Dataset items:
***

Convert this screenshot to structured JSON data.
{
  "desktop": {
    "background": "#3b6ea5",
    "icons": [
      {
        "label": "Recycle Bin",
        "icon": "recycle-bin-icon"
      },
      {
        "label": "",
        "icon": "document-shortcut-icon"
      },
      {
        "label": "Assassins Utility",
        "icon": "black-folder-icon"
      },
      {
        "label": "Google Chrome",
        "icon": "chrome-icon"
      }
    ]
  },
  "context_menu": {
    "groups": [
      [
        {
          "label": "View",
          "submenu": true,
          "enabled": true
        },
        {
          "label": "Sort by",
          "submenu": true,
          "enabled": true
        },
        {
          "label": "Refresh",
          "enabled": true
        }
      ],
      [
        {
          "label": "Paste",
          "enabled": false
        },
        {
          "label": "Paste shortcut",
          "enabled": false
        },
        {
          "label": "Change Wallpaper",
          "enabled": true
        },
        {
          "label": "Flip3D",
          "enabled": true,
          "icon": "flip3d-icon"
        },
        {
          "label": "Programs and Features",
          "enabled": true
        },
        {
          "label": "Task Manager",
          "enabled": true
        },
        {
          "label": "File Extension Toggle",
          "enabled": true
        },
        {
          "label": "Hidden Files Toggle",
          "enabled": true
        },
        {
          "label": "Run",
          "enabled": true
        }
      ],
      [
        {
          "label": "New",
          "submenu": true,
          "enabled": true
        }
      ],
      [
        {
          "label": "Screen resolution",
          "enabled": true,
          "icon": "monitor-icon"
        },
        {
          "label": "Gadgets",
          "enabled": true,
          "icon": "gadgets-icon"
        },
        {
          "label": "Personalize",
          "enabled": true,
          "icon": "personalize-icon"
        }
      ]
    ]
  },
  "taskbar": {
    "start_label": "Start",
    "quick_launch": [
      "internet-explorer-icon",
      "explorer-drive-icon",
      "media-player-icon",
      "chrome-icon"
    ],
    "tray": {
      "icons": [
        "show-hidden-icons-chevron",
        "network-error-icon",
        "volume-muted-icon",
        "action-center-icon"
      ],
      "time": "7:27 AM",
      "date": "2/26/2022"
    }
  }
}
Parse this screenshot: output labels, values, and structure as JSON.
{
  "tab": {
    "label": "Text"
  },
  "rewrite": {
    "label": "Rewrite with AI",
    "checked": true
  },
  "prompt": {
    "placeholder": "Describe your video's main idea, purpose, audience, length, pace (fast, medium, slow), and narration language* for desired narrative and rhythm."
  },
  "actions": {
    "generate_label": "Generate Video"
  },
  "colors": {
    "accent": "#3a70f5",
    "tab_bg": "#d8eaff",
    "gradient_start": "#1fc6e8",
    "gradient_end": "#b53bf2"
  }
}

***

Reproduce exactly the line containing "Parse this screenshot: output" and every line after it through the end of the records above, and nothing else.

COMPLETED EXERCISE –
Parse this screenshot: output labels, values, and structure as JSON.
{
  "tab": {
    "label": "Text"
  },
  "rewrite": {
    "label": "Rewrite with AI",
    "checked": true
  },
  "prompt": {
    "placeholder": "Describe your video's main idea, purpose, audience, length, pace (fast, medium, slow), and narration language* for desired narrative and rhythm."
  },
  "actions": {
    "generate_label": "Generate Video"
  },
  "colors": {
    "accent": "#3a70f5",
    "tab_bg": "#d8eaff",
    "gradient_start": "#1fc6e8",
    "gradient_end": "#b53bf2"
  }
}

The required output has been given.